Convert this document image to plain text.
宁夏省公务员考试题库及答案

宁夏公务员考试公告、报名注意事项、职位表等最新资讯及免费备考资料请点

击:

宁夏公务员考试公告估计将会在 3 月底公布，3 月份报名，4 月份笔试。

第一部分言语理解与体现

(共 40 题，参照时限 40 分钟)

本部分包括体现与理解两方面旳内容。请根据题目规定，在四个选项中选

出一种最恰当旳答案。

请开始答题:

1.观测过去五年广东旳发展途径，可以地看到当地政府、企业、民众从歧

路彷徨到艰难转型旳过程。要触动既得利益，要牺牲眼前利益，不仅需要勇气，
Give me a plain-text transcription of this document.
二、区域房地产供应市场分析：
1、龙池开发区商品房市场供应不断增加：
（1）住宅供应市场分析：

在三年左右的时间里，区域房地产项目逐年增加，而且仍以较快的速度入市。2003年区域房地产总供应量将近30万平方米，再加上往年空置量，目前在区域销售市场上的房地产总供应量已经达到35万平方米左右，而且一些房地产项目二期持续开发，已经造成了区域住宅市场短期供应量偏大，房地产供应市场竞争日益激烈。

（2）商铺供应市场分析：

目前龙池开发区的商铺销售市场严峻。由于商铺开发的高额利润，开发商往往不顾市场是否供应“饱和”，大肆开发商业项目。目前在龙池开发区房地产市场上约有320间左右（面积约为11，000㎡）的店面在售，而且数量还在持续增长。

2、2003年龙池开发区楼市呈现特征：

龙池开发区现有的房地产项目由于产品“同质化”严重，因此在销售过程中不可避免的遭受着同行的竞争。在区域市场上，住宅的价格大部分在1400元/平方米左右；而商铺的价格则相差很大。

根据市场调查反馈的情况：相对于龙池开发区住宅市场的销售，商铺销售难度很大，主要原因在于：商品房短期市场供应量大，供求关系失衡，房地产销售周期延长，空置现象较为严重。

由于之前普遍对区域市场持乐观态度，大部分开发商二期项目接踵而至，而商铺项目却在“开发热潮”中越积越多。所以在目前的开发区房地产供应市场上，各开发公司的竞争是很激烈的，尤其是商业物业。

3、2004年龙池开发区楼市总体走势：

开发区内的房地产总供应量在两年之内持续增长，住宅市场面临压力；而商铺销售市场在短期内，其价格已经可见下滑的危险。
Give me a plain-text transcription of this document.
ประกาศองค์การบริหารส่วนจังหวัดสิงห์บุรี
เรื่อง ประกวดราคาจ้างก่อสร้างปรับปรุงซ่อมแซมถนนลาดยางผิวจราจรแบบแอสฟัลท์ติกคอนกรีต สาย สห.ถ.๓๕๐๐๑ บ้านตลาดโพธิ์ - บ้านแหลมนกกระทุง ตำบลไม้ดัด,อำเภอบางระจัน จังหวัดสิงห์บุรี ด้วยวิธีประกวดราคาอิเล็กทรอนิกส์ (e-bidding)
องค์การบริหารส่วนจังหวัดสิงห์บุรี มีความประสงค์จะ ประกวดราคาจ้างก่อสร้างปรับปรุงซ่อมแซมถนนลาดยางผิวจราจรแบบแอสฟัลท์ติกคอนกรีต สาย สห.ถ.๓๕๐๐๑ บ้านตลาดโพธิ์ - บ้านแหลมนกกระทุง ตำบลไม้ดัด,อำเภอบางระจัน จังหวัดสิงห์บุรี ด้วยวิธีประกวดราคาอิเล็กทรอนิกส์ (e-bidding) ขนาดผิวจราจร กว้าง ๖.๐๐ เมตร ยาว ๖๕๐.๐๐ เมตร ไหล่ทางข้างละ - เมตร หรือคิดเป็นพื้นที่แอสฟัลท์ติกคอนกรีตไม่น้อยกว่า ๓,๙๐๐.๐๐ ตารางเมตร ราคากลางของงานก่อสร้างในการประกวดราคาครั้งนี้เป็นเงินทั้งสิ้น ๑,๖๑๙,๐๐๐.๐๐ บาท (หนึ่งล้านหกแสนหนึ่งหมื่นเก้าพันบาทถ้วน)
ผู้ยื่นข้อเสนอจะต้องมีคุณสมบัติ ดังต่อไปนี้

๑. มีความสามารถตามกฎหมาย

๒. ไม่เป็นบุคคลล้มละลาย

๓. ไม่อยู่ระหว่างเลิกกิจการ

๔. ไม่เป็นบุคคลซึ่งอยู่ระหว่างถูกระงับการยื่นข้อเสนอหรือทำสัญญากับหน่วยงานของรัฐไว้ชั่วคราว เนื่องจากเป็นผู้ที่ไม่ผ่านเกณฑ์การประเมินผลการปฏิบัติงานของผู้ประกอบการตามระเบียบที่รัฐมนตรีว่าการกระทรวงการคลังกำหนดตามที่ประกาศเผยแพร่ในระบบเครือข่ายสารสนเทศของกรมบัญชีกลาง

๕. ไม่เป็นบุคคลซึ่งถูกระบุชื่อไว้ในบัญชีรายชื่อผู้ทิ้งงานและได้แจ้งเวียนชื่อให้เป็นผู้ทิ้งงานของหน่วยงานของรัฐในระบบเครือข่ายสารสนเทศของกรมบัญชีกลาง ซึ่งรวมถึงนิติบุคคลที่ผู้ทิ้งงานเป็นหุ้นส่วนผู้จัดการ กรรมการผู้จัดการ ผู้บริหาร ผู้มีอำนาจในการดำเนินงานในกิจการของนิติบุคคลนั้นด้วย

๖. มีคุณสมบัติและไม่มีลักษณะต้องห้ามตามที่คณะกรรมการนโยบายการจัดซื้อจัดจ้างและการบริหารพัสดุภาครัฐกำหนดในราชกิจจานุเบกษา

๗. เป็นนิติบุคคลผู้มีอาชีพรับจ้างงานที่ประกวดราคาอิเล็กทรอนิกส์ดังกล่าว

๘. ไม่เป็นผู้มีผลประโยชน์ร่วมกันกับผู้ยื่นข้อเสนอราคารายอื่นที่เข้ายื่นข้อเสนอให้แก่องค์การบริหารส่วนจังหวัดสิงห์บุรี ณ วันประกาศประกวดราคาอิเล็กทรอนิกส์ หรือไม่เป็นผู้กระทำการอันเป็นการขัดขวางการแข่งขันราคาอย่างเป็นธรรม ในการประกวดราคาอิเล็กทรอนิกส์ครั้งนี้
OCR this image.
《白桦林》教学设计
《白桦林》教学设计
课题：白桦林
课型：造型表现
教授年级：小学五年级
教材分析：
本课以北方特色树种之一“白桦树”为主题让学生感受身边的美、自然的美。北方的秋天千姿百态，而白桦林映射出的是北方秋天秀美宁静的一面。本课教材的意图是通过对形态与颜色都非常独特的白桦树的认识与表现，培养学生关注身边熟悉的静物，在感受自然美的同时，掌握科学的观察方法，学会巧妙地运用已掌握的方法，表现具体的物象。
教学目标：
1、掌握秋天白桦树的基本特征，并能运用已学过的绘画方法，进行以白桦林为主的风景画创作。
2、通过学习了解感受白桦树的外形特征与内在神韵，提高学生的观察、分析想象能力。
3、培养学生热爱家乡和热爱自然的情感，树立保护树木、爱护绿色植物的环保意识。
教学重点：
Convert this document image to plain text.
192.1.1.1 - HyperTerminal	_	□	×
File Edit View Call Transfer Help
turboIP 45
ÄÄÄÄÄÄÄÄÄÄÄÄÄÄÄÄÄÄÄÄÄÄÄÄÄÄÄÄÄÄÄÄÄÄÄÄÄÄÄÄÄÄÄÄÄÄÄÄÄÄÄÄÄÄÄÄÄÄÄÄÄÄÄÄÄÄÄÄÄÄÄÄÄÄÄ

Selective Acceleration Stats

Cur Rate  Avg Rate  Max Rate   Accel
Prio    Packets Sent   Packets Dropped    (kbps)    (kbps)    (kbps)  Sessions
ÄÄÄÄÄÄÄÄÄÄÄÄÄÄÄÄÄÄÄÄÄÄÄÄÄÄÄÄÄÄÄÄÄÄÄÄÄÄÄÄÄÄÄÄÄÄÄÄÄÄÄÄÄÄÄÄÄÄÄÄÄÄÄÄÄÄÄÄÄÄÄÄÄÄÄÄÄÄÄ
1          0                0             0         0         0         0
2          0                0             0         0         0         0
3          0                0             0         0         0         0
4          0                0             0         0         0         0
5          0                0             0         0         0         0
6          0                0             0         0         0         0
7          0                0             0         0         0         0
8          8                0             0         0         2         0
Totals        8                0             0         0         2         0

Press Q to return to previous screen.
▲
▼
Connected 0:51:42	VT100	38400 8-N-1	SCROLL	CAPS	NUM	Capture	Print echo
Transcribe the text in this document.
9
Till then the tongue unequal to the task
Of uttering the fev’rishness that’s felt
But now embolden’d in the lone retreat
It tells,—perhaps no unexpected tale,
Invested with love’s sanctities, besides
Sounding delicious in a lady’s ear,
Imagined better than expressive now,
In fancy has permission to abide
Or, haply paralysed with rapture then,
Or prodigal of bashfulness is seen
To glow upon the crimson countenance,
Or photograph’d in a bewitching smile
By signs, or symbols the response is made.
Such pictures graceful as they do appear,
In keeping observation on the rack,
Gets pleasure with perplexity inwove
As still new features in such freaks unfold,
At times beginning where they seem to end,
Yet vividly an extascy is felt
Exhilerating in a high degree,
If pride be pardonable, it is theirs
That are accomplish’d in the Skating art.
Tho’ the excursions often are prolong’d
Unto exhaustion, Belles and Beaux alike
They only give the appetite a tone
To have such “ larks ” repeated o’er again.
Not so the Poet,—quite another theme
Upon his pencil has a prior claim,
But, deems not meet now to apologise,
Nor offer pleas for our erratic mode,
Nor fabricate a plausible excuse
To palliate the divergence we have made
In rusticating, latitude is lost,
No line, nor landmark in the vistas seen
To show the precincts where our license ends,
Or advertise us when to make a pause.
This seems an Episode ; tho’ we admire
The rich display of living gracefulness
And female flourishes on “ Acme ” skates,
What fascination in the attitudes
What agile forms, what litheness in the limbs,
########
▸ **Set exercise**:
Pull every line containing "have" out of the records.

▸ **In response**:
To have such “ larks ” repeated o’er again.
To palliate the divergence we have made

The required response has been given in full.